__REQUIRED TASK__
Each line that holds the word "ylabel" counts once. Give the total number of such lines and nothing else.

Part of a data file

+ + +

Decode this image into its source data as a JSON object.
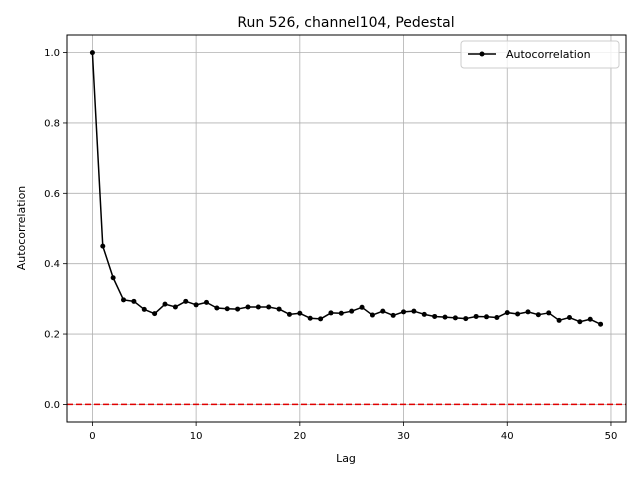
{
  "chart_data": {
    "type": "line",
    "title": "Run 526, channel104, Pedestal",
    "xlabel": "Lag",
    "ylabel": "Autocorrelation",
    "xlim": [
      -2.45,
      51.45
    ],
    "ylim": [
      -0.05,
      1.05
    ],
    "x_ticks": [
      0,
      10,
      20,
      30,
      40,
      50
    ],
    "y_ticks": [
      0.0,
      0.2,
      0.4,
      0.6,
      0.8,
      1.0
    ],
    "x_tick_labels": [
      "0",
      "10",
      "20",
      "30",
      "40",
      "50"
    ],
    "y_tick_labels": [
      "0.0",
      "0.2",
      "0.4",
      "0.6",
      "0.8",
      "1.0"
    ],
    "grid": true,
    "legend_position": "top-right",
    "series": [
      {
        "name": "Autocorrelation",
        "color": "#000000",
        "marker": "circle",
        "x": [
          0,
          1,
          2,
          3,
          4,
          5,
          6,
          7,
          8,
          9,
          10,
          11,
          12,
          13,
          14,
          15,
          16,
          17,
          18,
          19,
          20,
          21,
          22,
          23,
          24,
          25,
          26,
          27,
          28,
          29,
          30,
          31,
          32,
          33,
          34,
          35,
          36,
          37,
          38,
          39,
          40,
          41,
          42,
          43,
          44,
          45,
          46,
          47,
          48,
          49
        ],
        "values": [
          1.0,
          0.45,
          0.36,
          0.297,
          0.293,
          0.27,
          0.258,
          0.285,
          0.277,
          0.293,
          0.283,
          0.29,
          0.274,
          0.272,
          0.271,
          0.277,
          0.277,
          0.277,
          0.271,
          0.256,
          0.259,
          0.245,
          0.243,
          0.26,
          0.259,
          0.265,
          0.276,
          0.254,
          0.265,
          0.253,
          0.263,
          0.265,
          0.256,
          0.25,
          0.248,
          0.246,
          0.244,
          0.25,
          0.249,
          0.247,
          0.261,
          0.257,
          0.263,
          0.255,
          0.26,
          0.239,
          0.247,
          0.235,
          0.242,
          0.228
        ]
      }
    ],
    "reference_line": {
      "y": 0,
      "color": "#e00000",
      "style": "dashed"
    }
  }
}
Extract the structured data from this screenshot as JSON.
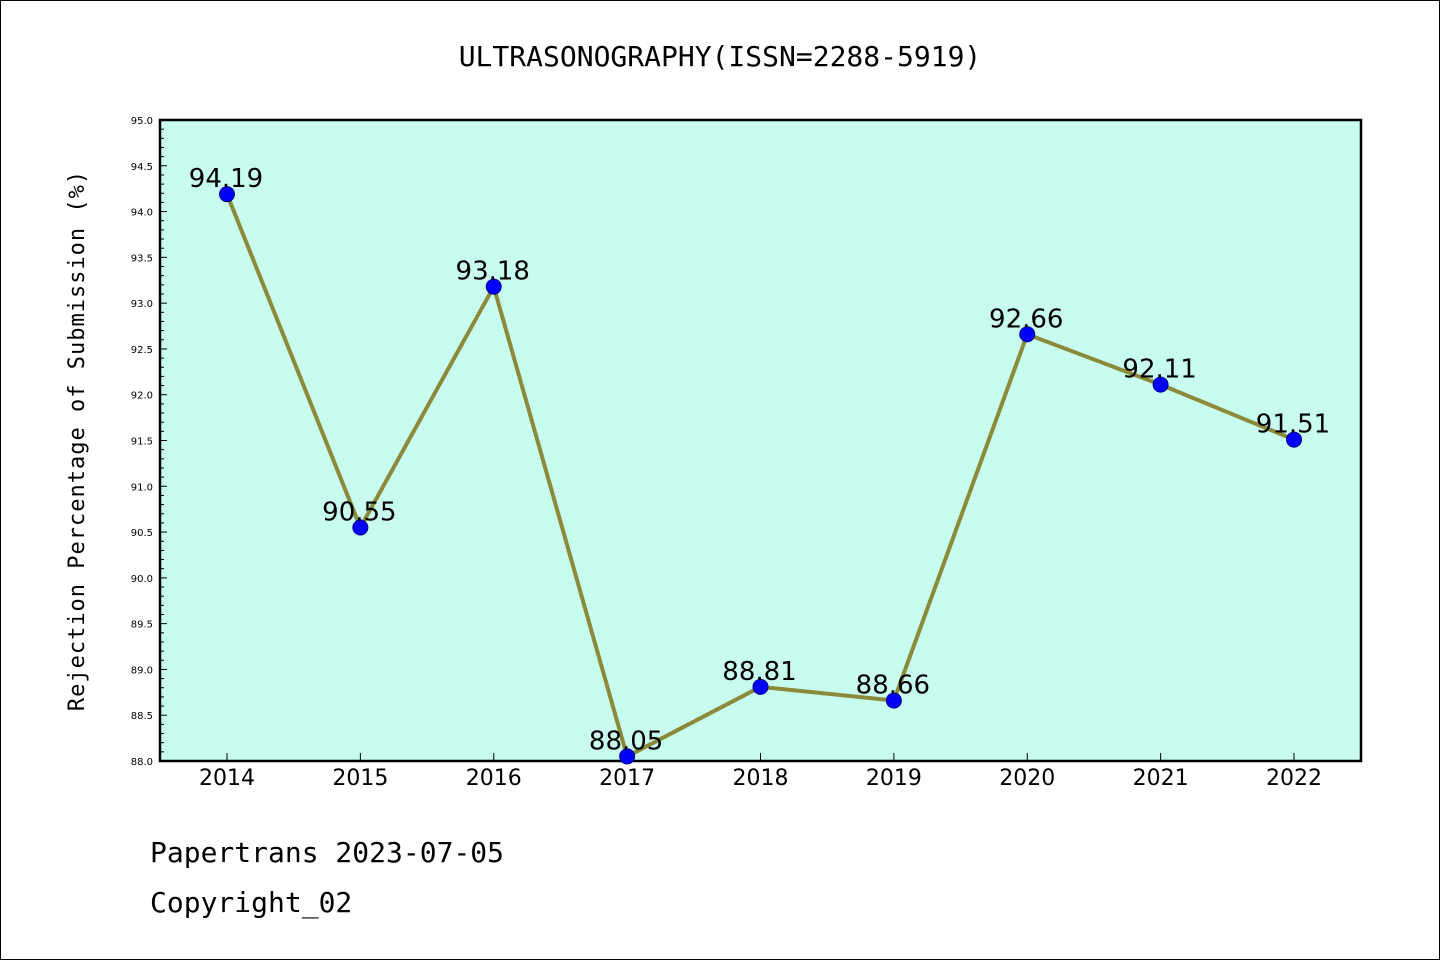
{
  "chart_data": {
    "type": "line",
    "title": "ULTRASONOGRAPHY(ISSN=2288-5919)",
    "xlabel": "",
    "ylabel": "Rejection Percentage of Submission (%)",
    "categories": [
      "2014",
      "2015",
      "2016",
      "2017",
      "2018",
      "2019",
      "2020",
      "2021",
      "2022"
    ],
    "values": [
      94.19,
      90.55,
      93.18,
      88.05,
      88.81,
      88.66,
      92.66,
      92.11,
      91.51
    ],
    "value_labels": [
      "94.19",
      "90.55",
      "93.18",
      "88.05",
      "88.81",
      "88.66",
      "92.66",
      "92.11",
      "91.51"
    ],
    "ylim": [
      88.0,
      95.0
    ],
    "yticks": [
      "88.0",
      "88.5",
      "89.0",
      "89.5",
      "90.0",
      "90.5",
      "91.0",
      "91.5",
      "92.0",
      "92.5",
      "93.0",
      "93.5",
      "94.0",
      "94.5",
      "95.0"
    ],
    "grid": false,
    "colors": {
      "plot_background": "#c8fcee",
      "line": "#8b8a3b",
      "marker": "#0000ff"
    }
  },
  "footer": {
    "line1": "Papertrans 2023-07-05",
    "line2": "Copyright_02"
  }
}
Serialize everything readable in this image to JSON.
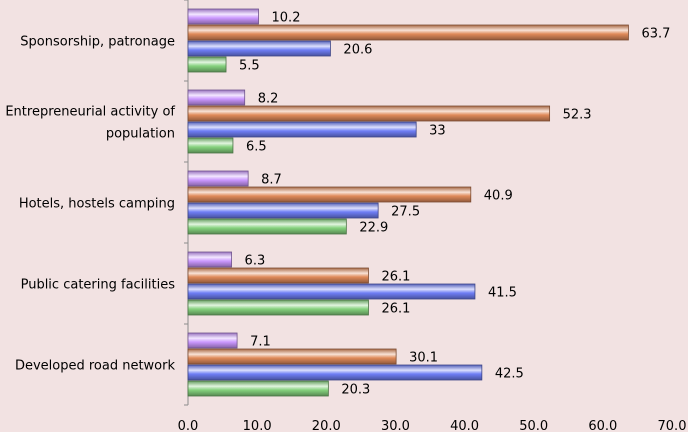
{
  "chart_data": {
    "type": "bar",
    "orientation": "horizontal",
    "categories": [
      {
        "lines": [
          "Sponsorship, patronage"
        ]
      },
      {
        "lines": [
          "Entrepreneurial activity of",
          "population"
        ]
      },
      {
        "lines": [
          "Hotels, hostels  camping"
        ]
      },
      {
        "lines": [
          "Public catering facilities"
        ]
      },
      {
        "lines": [
          "Developed road network"
        ]
      }
    ],
    "series": [
      {
        "name": "series-violet",
        "color": "#cc99ff",
        "values": [
          10.2,
          8.2,
          8.7,
          6.3,
          7.1
        ],
        "labels": [
          "10.2",
          "8.2",
          "8.7",
          "6.3",
          "7.1"
        ]
      },
      {
        "name": "series-orange",
        "color": "#e08a5a",
        "values": [
          63.7,
          52.3,
          40.9,
          26.1,
          30.1
        ],
        "labels": [
          "63.7",
          "52.3",
          "40.9",
          "26.1",
          "30.1"
        ]
      },
      {
        "name": "series-blue",
        "color": "#6f7ef5",
        "values": [
          20.6,
          33,
          27.5,
          41.5,
          42.5
        ],
        "labels": [
          "20.6",
          "33",
          "27.5",
          "41.5",
          "42.5"
        ]
      },
      {
        "name": "series-green",
        "color": "#86d27e",
        "values": [
          5.5,
          6.5,
          22.9,
          26.1,
          20.3
        ],
        "labels": [
          "5.5",
          "6.5",
          "22.9",
          "26.1",
          "20.3"
        ]
      }
    ],
    "xlim": [
      0,
      70
    ],
    "xticks": [
      "0.0",
      "10.0",
      "20.0",
      "30.0",
      "40.0",
      "50.0",
      "60.0",
      "70.0"
    ],
    "grid": false,
    "title": "",
    "xlabel": "",
    "ylabel": ""
  }
}
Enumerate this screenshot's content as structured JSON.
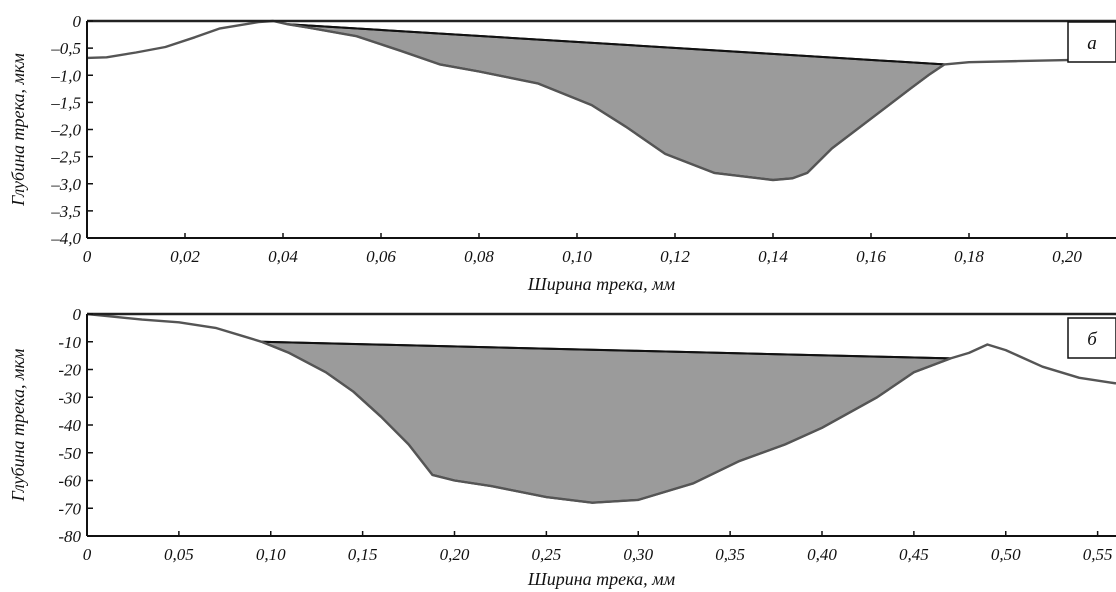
{
  "chart_data": [
    {
      "type": "area",
      "panel_label": "а",
      "xlabel": "Ширина трека, мм",
      "ylabel": "Глубина трека, мкм",
      "xlim": [
        0,
        0.21
      ],
      "ylim": [
        -4.0,
        0
      ],
      "x_ticks": [
        0,
        0.02,
        0.04,
        0.06,
        0.08,
        0.1,
        0.12,
        0.14,
        0.16,
        0.18,
        0.2
      ],
      "x_tick_labels": [
        "0",
        "0,02",
        "0,04",
        "0,06",
        "0,08",
        "0,10",
        "0,12",
        "0,14",
        "0,16",
        "0,18",
        "0,20"
      ],
      "y_ticks": [
        0,
        -0.5,
        -1.0,
        -1.5,
        -2.0,
        -2.5,
        -3.0,
        -3.5,
        -4.0
      ],
      "y_tick_labels": [
        "0",
        "–0,5",
        "–1,0",
        "–1,5",
        "–2,0",
        "–2,5",
        "–3,0",
        "–3,5",
        "–4,0"
      ],
      "profile": {
        "x": [
          0,
          0.004,
          0.01,
          0.016,
          0.022,
          0.027,
          0.031,
          0.035,
          0.038,
          0.041,
          0.045,
          0.055,
          0.064,
          0.072,
          0.08,
          0.092,
          0.103,
          0.11,
          0.118,
          0.128,
          0.14,
          0.144,
          0.147,
          0.152,
          0.16,
          0.168,
          0.172,
          0.175,
          0.18,
          0.19,
          0.2,
          0.21
        ],
        "y": [
          -0.68,
          -0.67,
          -0.58,
          -0.48,
          -0.3,
          -0.14,
          -0.08,
          -0.02,
          0.0,
          -0.06,
          -0.12,
          -0.28,
          -0.55,
          -0.8,
          -0.93,
          -1.15,
          -1.55,
          -1.95,
          -2.45,
          -2.8,
          -2.93,
          -2.9,
          -2.8,
          -2.35,
          -1.8,
          -1.25,
          -0.98,
          -0.8,
          -0.76,
          -0.74,
          -0.72,
          -0.7
        ]
      },
      "chord": {
        "x": [
          0.041,
          0.175
        ],
        "y": [
          -0.06,
          -0.8
        ]
      },
      "wear_region": {
        "x": [
          0.041,
          0.045,
          0.055,
          0.064,
          0.072,
          0.08,
          0.092,
          0.103,
          0.11,
          0.118,
          0.128,
          0.14,
          0.144,
          0.147,
          0.152,
          0.16,
          0.168,
          0.172,
          0.175
        ],
        "y": [
          -0.06,
          -0.12,
          -0.28,
          -0.55,
          -0.8,
          -0.93,
          -1.15,
          -1.55,
          -1.95,
          -2.45,
          -2.8,
          -2.93,
          -2.9,
          -2.8,
          -2.35,
          -1.8,
          -1.25,
          -0.98,
          -0.8
        ]
      }
    },
    {
      "type": "area",
      "panel_label": "б",
      "xlabel": "Ширина трека, мм",
      "ylabel": "Глубина трека, мкм",
      "xlim": [
        0,
        0.56
      ],
      "ylim": [
        -80,
        0
      ],
      "x_ticks": [
        0,
        0.05,
        0.1,
        0.15,
        0.2,
        0.25,
        0.3,
        0.35,
        0.4,
        0.45,
        0.5,
        0.55
      ],
      "x_tick_labels": [
        "0",
        "0,05",
        "0,10",
        "0,15",
        "0,20",
        "0,25",
        "0,30",
        "0,35",
        "0,40",
        "0,45",
        "0,50",
        "0,55"
      ],
      "y_ticks": [
        0,
        -10,
        -20,
        -30,
        -40,
        -50,
        -60,
        -70,
        -80
      ],
      "y_tick_labels": [
        "0",
        "-10",
        "-20",
        "-30",
        "-40",
        "-50",
        "-60",
        "-70",
        "-80"
      ],
      "profile": {
        "x": [
          0,
          0.015,
          0.03,
          0.05,
          0.07,
          0.085,
          0.095,
          0.11,
          0.13,
          0.145,
          0.16,
          0.175,
          0.188,
          0.2,
          0.22,
          0.25,
          0.275,
          0.3,
          0.31,
          0.33,
          0.355,
          0.38,
          0.4,
          0.43,
          0.45,
          0.47,
          0.48,
          0.49,
          0.5,
          0.52,
          0.54,
          0.56
        ],
        "y": [
          0,
          -1,
          -2,
          -3,
          -5,
          -8,
          -10,
          -14,
          -21,
          -28,
          -37,
          -47,
          -58,
          -60,
          -62,
          -66,
          -68,
          -67,
          -65,
          -61,
          -53,
          -47,
          -41,
          -30,
          -21,
          -16,
          -14,
          -11,
          -13,
          -19,
          -23,
          -25
        ]
      },
      "chord": {
        "x": [
          0.095,
          0.47
        ],
        "y": [
          -10,
          -16
        ]
      },
      "wear_region": {
        "x": [
          0.095,
          0.11,
          0.13,
          0.145,
          0.16,
          0.175,
          0.188,
          0.2,
          0.22,
          0.25,
          0.275,
          0.3,
          0.31,
          0.33,
          0.355,
          0.38,
          0.4,
          0.43,
          0.45,
          0.47
        ],
        "y": [
          -10,
          -14,
          -21,
          -28,
          -37,
          -47,
          -58,
          -60,
          -62,
          -66,
          -68,
          -67,
          -65,
          -61,
          -53,
          -47,
          -41,
          -30,
          -21,
          -16
        ]
      }
    }
  ]
}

+ + +

__THE ANSWER__
5